** START OF DATA ENTRIES **

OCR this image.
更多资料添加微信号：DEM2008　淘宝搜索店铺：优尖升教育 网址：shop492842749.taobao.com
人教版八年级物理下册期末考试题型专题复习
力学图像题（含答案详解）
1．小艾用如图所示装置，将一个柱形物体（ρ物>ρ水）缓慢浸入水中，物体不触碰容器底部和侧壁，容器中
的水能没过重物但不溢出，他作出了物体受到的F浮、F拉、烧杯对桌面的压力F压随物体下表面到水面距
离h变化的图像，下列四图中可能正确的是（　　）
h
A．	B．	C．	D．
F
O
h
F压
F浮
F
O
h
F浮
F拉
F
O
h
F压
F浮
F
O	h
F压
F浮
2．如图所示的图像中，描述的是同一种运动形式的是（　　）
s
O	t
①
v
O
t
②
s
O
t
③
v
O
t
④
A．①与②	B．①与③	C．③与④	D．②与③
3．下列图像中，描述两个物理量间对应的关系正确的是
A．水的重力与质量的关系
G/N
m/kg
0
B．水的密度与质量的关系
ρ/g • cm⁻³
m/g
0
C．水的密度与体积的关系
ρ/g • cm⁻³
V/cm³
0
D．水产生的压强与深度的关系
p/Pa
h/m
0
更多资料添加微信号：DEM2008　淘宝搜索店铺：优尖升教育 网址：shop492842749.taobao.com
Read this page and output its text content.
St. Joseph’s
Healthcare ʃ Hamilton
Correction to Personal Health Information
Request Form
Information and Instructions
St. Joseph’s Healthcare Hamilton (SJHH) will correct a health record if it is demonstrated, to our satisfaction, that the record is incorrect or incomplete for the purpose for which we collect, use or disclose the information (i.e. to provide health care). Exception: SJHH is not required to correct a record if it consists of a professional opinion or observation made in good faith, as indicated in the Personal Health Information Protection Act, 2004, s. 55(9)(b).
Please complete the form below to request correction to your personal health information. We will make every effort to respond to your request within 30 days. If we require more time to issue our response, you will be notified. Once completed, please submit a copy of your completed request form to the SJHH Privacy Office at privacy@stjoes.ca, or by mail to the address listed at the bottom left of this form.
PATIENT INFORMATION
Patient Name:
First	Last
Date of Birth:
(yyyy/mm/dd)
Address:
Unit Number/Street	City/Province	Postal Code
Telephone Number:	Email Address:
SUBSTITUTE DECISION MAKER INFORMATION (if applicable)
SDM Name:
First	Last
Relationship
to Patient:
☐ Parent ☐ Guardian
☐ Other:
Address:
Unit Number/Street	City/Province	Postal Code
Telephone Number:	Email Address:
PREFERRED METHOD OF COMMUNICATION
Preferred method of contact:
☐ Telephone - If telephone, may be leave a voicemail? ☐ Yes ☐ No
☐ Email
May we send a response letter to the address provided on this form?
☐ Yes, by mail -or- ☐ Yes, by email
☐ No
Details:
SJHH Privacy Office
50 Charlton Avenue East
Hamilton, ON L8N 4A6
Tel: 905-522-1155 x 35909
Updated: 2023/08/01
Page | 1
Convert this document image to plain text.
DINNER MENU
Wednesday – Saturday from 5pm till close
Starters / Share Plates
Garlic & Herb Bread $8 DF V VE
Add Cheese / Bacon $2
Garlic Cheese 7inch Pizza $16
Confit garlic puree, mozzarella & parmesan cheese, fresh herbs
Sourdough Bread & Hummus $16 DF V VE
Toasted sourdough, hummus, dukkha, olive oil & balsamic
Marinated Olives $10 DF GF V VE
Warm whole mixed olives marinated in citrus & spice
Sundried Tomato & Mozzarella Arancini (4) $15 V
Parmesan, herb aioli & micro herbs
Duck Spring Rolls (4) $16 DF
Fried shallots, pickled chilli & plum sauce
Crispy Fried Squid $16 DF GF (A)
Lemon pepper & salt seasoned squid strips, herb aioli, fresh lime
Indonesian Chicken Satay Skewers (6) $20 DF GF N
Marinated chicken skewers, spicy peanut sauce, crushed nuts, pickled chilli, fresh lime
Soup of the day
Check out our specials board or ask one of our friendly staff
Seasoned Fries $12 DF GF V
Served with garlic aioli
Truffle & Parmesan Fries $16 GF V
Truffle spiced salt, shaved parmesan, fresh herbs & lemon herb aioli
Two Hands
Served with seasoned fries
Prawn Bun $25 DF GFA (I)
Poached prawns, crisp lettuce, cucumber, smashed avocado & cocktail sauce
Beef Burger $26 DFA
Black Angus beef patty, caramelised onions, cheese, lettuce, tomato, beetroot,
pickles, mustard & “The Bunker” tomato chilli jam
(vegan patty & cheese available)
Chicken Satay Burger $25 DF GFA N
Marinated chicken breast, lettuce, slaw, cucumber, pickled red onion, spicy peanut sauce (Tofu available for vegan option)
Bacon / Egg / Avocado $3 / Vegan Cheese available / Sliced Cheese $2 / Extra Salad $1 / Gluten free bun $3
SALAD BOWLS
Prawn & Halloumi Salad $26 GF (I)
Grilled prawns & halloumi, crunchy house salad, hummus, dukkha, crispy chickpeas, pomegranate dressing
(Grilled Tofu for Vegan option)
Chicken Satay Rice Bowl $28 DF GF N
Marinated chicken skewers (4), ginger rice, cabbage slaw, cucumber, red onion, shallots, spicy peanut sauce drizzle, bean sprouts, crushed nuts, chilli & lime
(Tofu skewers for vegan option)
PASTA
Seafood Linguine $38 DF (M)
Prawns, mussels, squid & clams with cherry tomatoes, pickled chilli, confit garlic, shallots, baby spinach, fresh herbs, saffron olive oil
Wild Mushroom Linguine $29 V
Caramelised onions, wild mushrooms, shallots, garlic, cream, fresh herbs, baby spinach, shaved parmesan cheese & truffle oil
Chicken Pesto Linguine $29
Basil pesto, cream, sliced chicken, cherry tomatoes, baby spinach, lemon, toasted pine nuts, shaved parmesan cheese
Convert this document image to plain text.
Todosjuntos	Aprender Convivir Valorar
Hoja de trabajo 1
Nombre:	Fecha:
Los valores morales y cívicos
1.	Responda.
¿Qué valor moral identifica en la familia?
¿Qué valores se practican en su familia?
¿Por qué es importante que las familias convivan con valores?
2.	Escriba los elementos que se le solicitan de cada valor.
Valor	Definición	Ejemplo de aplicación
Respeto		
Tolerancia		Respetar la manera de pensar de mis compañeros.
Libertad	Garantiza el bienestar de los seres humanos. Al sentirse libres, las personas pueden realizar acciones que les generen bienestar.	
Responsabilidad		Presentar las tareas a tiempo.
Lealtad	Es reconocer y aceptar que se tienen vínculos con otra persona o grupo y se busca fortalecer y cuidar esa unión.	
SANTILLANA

** END OF DATA ENTRIES **

▶ EXERCISE AIM:
Collect the lines of the data that carry the word "Tofu".

▶ REPLY:
Marinated chicken breast, lettuce, slaw, cucumber, pickled red onion, spicy peanut sauce (Tofu available for vegan option)
(Grilled Tofu for Vegan option)
(Tofu skewers for vegan option)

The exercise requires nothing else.